> [Written exercise]
In the material below, find each line holding the string "drive" and copy it.

▼

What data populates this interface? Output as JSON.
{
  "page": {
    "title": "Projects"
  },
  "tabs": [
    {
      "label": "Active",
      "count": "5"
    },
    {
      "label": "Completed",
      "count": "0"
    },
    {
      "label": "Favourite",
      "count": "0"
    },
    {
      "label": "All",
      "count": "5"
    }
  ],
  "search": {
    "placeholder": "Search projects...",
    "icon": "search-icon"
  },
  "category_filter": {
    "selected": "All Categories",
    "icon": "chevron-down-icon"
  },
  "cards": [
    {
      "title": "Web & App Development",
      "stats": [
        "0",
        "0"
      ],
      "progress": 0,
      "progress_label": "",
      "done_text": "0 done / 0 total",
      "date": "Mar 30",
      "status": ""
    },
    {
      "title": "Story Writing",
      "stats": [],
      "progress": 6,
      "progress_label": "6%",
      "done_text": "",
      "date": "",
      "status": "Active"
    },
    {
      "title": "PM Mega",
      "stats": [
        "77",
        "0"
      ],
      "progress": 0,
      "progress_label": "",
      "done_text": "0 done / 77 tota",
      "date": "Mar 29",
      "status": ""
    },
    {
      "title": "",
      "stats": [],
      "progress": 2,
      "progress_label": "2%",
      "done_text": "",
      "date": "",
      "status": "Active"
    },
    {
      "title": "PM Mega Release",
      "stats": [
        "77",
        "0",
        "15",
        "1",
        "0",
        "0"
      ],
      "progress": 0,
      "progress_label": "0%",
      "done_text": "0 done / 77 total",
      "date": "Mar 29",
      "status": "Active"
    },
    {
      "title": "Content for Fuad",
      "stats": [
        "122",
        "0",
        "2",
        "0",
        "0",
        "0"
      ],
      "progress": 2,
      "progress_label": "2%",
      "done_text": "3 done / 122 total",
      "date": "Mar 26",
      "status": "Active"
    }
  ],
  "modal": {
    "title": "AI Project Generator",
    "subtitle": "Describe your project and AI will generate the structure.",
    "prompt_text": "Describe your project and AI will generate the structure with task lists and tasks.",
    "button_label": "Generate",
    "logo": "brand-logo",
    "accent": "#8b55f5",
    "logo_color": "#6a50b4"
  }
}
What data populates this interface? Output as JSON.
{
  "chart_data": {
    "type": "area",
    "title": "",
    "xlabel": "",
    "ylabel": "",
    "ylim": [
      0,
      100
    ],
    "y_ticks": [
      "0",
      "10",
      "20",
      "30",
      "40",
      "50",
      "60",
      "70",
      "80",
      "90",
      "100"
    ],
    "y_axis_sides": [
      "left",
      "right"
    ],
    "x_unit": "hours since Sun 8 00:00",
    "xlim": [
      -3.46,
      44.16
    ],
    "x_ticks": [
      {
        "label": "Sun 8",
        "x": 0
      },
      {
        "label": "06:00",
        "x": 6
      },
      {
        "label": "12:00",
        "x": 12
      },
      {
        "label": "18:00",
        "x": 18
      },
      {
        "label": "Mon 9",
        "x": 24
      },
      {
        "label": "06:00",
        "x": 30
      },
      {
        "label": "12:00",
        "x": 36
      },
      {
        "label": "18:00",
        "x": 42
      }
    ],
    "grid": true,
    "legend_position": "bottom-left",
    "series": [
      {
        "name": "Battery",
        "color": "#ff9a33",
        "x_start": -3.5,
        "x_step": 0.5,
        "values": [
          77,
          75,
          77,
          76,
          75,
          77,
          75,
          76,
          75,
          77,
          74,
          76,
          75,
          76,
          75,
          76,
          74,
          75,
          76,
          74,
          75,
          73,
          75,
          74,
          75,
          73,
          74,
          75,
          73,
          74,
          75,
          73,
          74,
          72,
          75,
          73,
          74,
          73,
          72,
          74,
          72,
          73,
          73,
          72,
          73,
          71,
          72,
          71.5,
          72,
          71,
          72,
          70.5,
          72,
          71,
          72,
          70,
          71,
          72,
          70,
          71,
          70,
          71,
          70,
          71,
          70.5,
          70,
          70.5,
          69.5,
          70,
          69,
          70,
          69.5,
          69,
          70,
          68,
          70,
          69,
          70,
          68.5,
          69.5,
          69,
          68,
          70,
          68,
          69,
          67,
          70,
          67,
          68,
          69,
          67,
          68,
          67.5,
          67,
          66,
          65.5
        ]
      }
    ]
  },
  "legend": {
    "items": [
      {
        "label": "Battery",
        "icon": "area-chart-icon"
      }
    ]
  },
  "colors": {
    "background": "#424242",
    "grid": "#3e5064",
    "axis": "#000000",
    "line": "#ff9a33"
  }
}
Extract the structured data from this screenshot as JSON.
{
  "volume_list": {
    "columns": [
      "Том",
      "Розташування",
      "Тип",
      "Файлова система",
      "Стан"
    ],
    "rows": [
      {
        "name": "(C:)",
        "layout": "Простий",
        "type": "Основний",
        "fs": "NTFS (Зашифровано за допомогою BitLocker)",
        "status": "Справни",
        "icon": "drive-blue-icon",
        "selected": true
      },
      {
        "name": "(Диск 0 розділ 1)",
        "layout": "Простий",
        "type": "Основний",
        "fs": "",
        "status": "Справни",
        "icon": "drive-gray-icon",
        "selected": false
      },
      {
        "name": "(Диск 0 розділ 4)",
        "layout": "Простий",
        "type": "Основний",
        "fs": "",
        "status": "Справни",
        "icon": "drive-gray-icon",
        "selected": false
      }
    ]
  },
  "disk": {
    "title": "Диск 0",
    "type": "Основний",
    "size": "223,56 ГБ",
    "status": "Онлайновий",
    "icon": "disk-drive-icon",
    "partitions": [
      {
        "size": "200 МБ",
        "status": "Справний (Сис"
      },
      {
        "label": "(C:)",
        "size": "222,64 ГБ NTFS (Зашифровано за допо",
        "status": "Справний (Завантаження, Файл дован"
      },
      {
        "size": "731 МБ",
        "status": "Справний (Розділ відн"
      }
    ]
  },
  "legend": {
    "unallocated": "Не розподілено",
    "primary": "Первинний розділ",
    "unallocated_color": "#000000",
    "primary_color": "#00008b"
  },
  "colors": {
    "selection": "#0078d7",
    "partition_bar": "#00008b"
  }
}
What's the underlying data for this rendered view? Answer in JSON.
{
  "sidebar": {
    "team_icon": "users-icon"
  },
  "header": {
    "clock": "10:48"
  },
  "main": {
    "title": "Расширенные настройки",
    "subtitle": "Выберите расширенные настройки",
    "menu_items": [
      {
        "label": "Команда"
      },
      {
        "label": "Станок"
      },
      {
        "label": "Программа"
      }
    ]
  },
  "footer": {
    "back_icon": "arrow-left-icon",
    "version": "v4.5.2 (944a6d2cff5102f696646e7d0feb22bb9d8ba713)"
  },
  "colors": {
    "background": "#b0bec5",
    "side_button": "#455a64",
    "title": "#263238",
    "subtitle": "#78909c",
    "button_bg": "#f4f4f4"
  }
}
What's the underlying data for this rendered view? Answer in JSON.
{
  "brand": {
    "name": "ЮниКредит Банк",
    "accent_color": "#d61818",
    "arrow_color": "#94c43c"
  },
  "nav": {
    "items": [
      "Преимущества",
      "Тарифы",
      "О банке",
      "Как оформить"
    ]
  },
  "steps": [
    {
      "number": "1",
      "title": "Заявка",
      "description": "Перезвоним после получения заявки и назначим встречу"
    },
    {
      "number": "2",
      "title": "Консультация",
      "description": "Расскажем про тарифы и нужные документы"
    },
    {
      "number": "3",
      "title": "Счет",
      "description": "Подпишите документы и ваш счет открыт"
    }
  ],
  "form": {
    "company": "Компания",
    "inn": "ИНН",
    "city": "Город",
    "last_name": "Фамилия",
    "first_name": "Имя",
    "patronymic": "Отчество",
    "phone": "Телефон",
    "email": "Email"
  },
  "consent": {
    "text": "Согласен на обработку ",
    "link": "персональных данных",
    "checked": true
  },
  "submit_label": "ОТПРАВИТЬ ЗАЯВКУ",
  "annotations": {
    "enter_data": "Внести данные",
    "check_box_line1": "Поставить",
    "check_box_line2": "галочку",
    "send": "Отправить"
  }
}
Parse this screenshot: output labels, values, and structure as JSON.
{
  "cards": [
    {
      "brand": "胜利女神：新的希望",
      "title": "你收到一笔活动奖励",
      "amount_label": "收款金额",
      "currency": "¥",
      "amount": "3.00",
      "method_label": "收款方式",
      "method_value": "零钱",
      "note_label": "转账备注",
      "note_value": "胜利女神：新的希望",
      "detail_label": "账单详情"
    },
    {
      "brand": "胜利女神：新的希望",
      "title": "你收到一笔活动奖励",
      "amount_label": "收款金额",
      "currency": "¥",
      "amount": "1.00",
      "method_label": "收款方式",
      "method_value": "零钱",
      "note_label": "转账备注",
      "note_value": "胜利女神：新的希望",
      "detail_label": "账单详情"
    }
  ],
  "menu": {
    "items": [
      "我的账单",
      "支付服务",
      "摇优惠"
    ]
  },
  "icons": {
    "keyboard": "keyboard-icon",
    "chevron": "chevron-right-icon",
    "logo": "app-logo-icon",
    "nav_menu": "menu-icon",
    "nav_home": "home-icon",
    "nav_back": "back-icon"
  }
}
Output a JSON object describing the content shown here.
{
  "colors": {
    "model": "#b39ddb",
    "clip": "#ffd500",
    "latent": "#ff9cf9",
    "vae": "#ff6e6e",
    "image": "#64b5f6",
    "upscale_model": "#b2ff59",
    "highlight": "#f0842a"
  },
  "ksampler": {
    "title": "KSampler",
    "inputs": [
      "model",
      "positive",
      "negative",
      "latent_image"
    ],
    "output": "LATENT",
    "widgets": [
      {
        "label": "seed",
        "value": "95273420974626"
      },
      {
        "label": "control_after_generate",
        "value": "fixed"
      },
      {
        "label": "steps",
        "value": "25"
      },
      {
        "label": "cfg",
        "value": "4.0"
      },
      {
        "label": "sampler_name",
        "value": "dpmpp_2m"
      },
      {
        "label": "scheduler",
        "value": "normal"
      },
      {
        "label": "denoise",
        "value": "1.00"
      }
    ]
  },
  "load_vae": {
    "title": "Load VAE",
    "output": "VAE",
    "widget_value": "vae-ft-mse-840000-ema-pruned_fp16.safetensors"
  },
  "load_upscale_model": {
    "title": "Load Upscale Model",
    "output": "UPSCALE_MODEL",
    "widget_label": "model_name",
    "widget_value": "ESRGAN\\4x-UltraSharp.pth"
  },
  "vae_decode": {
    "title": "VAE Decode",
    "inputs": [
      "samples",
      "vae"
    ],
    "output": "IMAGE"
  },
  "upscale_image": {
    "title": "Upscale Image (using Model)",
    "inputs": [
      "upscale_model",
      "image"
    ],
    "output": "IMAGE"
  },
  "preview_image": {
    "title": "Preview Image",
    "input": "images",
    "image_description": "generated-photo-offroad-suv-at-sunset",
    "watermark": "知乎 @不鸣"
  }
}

▲

> [Answer for this exercise]
        "icon": "drive-blue-icon",
        "icon": "drive-gray-icon",
        "icon": "drive-gray-icon",
    "icon": "disk-drive-icon",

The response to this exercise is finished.